▸ **Data in this exercise**
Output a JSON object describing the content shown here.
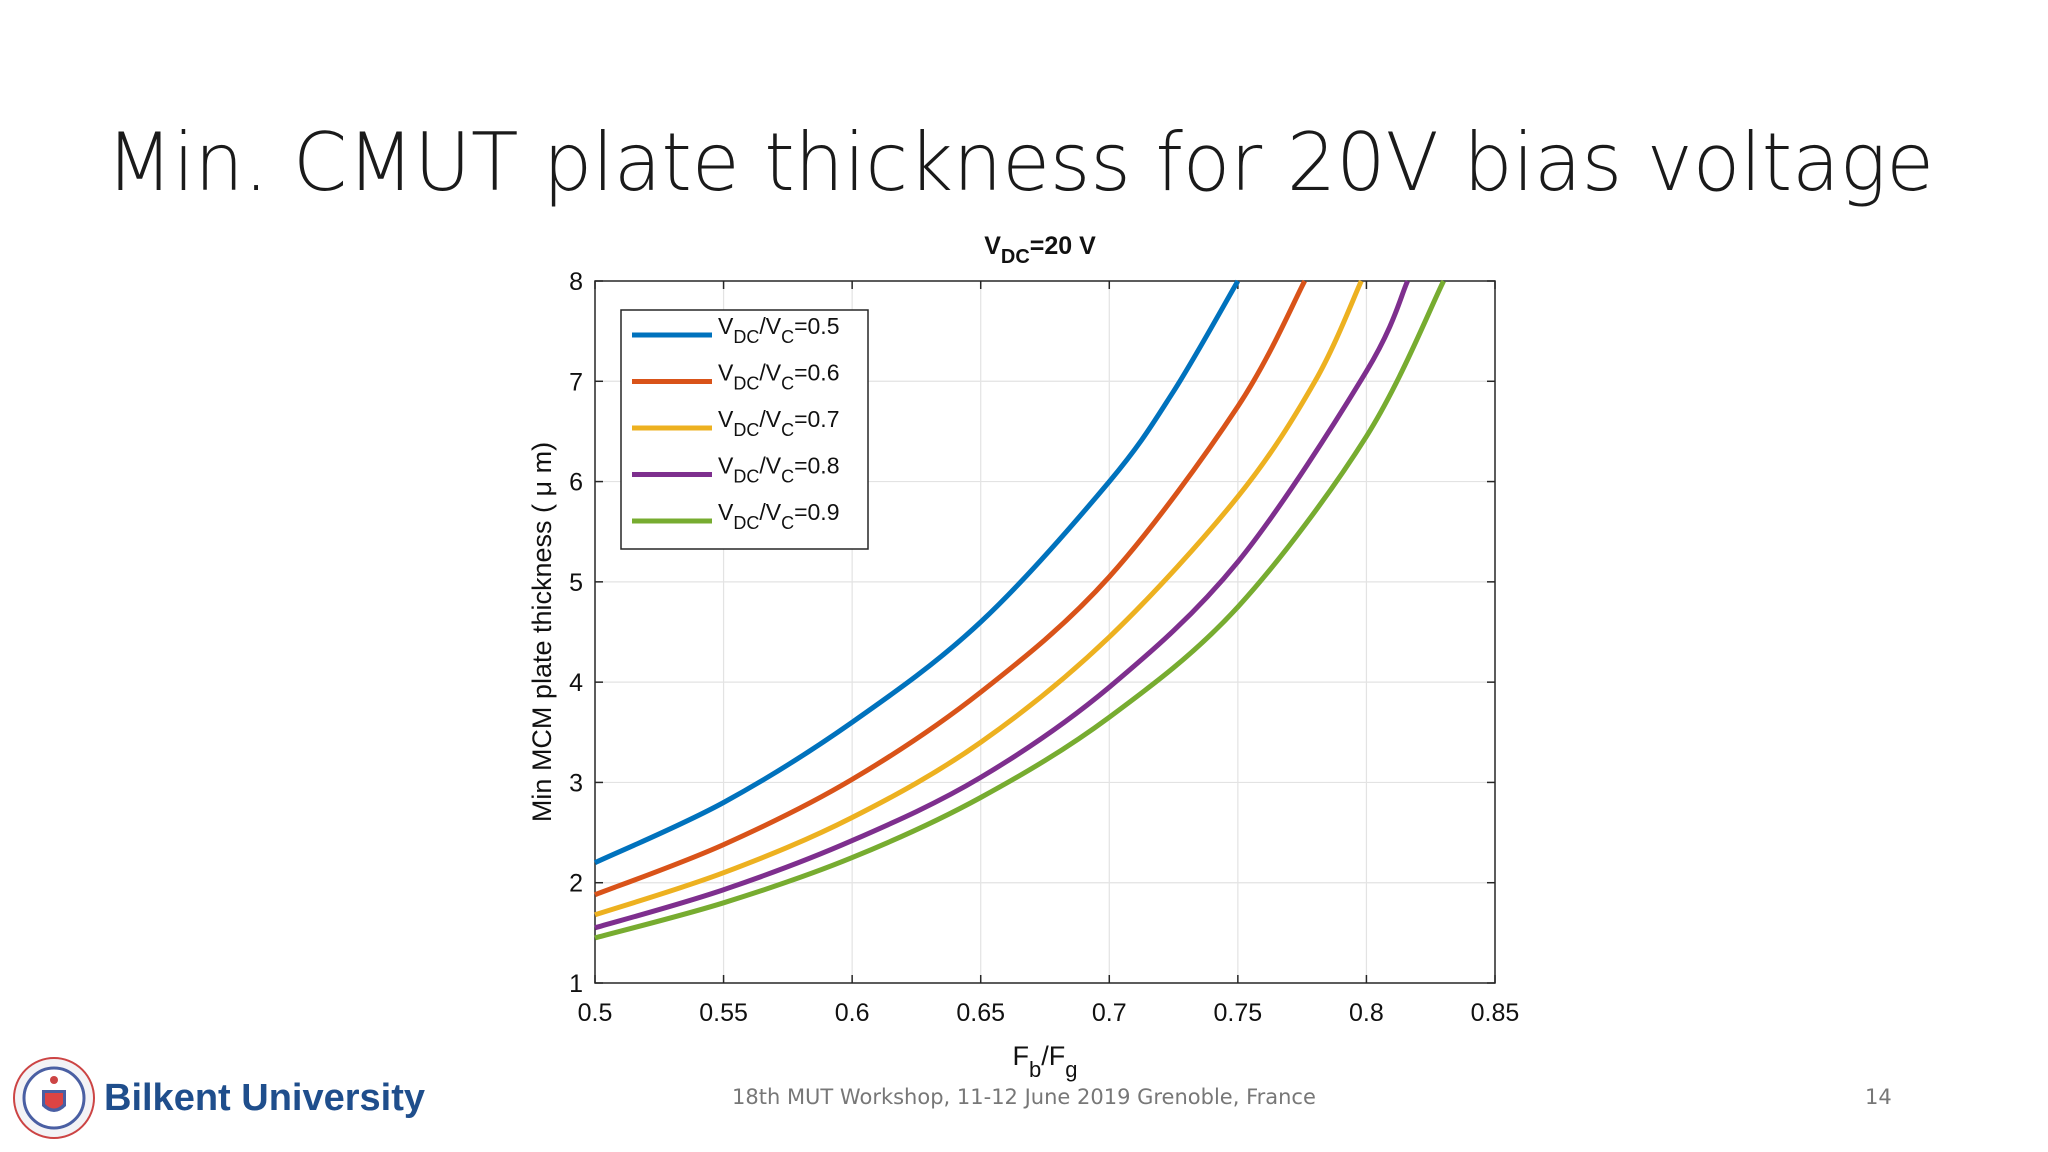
{
  "slide": {
    "title": "Min. CMUT plate thickness for 20V bias voltage",
    "footer": "18th MUT Workshop, 11-12 June 2019 Grenoble, France",
    "page_number": "14",
    "logo": {
      "name": "Bilkent University",
      "seal_text": "Bilkent University"
    }
  },
  "colors": {
    "series": [
      "#0072BD",
      "#D95319",
      "#EDB120",
      "#7E2F8E",
      "#77AC30"
    ]
  },
  "chart_data": {
    "type": "line",
    "title": {
      "main": "V",
      "sub": "DC",
      "rest": "=20 V"
    },
    "xlabel": {
      "main": "F",
      "sub1": "b",
      "mid": "/F",
      "sub2": "g"
    },
    "ylabel": "Min MCM plate thickness ( μ m)",
    "xlim": [
      0.5,
      0.85
    ],
    "ylim": [
      1,
      8
    ],
    "grid": true,
    "legend_position": "top-left",
    "xticks": [
      "0.5",
      "0.55",
      "0.6",
      "0.65",
      "0.7",
      "0.75",
      "0.8",
      "0.85"
    ],
    "yticks": [
      "1",
      "2",
      "3",
      "4",
      "5",
      "6",
      "7",
      "8"
    ],
    "series": [
      {
        "name": "VDC/VC=0.5",
        "label": {
          "a": "V",
          "b": "DC",
          "c": "/V",
          "d": "C",
          "e": "=0.5"
        },
        "x": [
          0.5,
          0.55,
          0.6,
          0.65,
          0.7,
          0.725,
          0.75
        ],
        "y": [
          2.2,
          2.8,
          3.6,
          4.6,
          6.0,
          6.9,
          8.0
        ]
      },
      {
        "name": "VDC/VC=0.6",
        "label": {
          "a": "V",
          "b": "DC",
          "c": "/V",
          "d": "C",
          "e": "=0.6"
        },
        "x": [
          0.5,
          0.55,
          0.6,
          0.65,
          0.7,
          0.75,
          0.776
        ],
        "y": [
          1.88,
          2.38,
          3.03,
          3.9,
          5.05,
          6.75,
          8.0
        ]
      },
      {
        "name": "VDC/VC=0.7",
        "label": {
          "a": "V",
          "b": "DC",
          "c": "/V",
          "d": "C",
          "e": "=0.7"
        },
        "x": [
          0.5,
          0.55,
          0.6,
          0.65,
          0.7,
          0.75,
          0.78,
          0.798
        ],
        "y": [
          1.68,
          2.1,
          2.65,
          3.4,
          4.45,
          5.85,
          7.0,
          8.0
        ]
      },
      {
        "name": "VDC/VC=0.8",
        "label": {
          "a": "V",
          "b": "DC",
          "c": "/V",
          "d": "C",
          "e": "=0.8"
        },
        "x": [
          0.5,
          0.55,
          0.6,
          0.65,
          0.7,
          0.75,
          0.8,
          0.816
        ],
        "y": [
          1.55,
          1.93,
          2.42,
          3.05,
          3.95,
          5.2,
          7.1,
          8.0
        ]
      },
      {
        "name": "VDC/VC=0.9",
        "label": {
          "a": "V",
          "b": "DC",
          "c": "/V",
          "d": "C",
          "e": "=0.9"
        },
        "x": [
          0.5,
          0.55,
          0.6,
          0.65,
          0.7,
          0.75,
          0.8,
          0.83
        ],
        "y": [
          1.45,
          1.8,
          2.25,
          2.85,
          3.65,
          4.75,
          6.45,
          8.0
        ]
      }
    ]
  }
}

▸ **What you are asked to do**
Read through the data and copy every line where "thickness" shows up.

▸ **Exercise response**
    "title": "Min. CMUT plate thickness for 20V bias voltage",
    "ylabel": "Min MCM plate thickness ( μ m)",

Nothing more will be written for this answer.